— begin Record extracts —
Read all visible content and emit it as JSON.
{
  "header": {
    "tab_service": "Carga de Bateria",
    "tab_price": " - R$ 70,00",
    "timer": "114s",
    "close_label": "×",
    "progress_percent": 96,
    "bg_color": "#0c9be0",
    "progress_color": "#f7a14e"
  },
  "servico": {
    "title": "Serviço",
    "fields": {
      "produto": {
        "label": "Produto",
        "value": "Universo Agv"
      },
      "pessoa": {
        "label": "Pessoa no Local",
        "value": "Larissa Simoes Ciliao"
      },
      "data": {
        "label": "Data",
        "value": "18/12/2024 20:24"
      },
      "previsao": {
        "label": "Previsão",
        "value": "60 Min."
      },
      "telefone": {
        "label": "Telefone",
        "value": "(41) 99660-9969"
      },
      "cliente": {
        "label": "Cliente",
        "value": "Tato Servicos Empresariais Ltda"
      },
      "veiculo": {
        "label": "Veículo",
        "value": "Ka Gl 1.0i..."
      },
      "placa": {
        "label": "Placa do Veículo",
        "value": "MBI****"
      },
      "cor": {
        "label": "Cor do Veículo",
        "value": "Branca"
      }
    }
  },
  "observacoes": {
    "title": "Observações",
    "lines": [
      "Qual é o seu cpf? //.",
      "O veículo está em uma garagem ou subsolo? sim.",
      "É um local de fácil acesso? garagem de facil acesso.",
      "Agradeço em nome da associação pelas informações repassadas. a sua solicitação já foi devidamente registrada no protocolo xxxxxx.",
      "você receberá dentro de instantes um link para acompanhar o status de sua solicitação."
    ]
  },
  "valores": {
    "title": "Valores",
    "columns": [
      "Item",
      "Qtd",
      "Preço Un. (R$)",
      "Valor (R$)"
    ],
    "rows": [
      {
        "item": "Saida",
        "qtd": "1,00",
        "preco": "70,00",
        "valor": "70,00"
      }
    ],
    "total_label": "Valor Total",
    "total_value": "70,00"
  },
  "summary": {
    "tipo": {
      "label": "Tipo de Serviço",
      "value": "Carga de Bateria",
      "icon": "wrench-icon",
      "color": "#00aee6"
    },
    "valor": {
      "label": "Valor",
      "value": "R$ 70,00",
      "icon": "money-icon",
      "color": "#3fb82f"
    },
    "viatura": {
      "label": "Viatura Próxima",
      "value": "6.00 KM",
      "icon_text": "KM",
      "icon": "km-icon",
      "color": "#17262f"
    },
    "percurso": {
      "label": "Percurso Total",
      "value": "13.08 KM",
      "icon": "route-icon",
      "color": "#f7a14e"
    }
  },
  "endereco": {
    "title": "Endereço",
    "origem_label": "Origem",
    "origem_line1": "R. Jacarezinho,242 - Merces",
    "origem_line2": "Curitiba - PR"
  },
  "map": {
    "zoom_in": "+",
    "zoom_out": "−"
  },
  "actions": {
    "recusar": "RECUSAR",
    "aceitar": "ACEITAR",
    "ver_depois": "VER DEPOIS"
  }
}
— end Record extracts —
Print out every record again, exactly and in full.

§ **Correct answer**
Read all visible content and emit it as JSON.
{
  "header": {
    "tab_service": "Carga de Bateria",
    "tab_price": " - R$ 70,00",
    "timer": "114s",
    "close_label": "×",
    "progress_percent": 96,
    "bg_color": "#0c9be0",
    "progress_color": "#f7a14e"
  },
  "servico": {
    "title": "Serviço",
    "fields": {
      "produto": {
        "label": "Produto",
        "value": "Universo Agv"
      },
      "pessoa": {
        "label": "Pessoa no Local",
        "value": "Larissa Simoes Ciliao"
      },
      "data": {
        "label": "Data",
        "value": "18/12/2024 20:24"
      },
      "previsao": {
        "label": "Previsão",
        "value": "60 Min."
      },
      "telefone": {
        "label": "Telefone",
        "value": "(41) 99660-9969"
      },
      "cliente": {
        "label": "Cliente",
        "value": "Tato Servicos Empresariais Ltda"
      },
      "veiculo": {
        "label": "Veículo",
        "value": "Ka Gl 1.0i..."
      },
      "placa": {
        "label": "Placa do Veículo",
        "value": "MBI****"
      },
      "cor": {
        "label": "Cor do Veículo",
        "value": "Branca"
      }
    }
  },
  "observacoes": {
    "title": "Observações",
    "lines": [
      "Qual é o seu cpf? //.",
      "O veículo está em uma garagem ou subsolo? sim.",
      "É um local de fácil acesso? garagem de facil acesso.",
      "Agradeço em nome da associação pelas informações repassadas. a sua solicitação já foi devidamente registrada no protocolo xxxxxx.",
      "você receberá dentro de instantes um link para acompanhar o status de sua solicitação."
    ]
  },
  "valores": {
    "title": "Valores",
    "columns": [
      "Item",
      "Qtd",
      "Preço Un. (R$)",
      "Valor (R$)"
    ],
    "rows": [
      {
        "item": "Saida",
        "qtd": "1,00",
        "preco": "70,00",
        "valor": "70,00"
      }
    ],
    "total_label": "Valor Total",
    "total_value": "70,00"
  },
  "summary": {
    "tipo": {
      "label": "Tipo de Serviço",
      "value": "Carga de Bateria",
      "icon": "wrench-icon",
      "color": "#00aee6"
    },
    "valor": {
      "label": "Valor",
      "value": "R$ 70,00",
      "icon": "money-icon",
      "color": "#3fb82f"
    },
    "viatura": {
      "label": "Viatura Próxima",
      "value": "6.00 KM",
      "icon_text": "KM",
      "icon": "km-icon",
      "color": "#17262f"
    },
    "percurso": {
      "label": "Percurso Total",
      "value": "13.08 KM",
      "icon": "route-icon",
      "color": "#f7a14e"
    }
  },
  "endereco": {
    "title": "Endereço",
    "origem_label": "Origem",
    "origem_line1": "R. Jacarezinho,242 - Merces",
    "origem_line2": "Curitiba - PR"
  },
  "map": {
    "zoom_in": "+",
    "zoom_out": "−"
  },
  "actions": {
    "recusar": "RECUSAR",
    "aceitar": "ACEITAR",
    "ver_depois": "VER DEPOIS"
  }
}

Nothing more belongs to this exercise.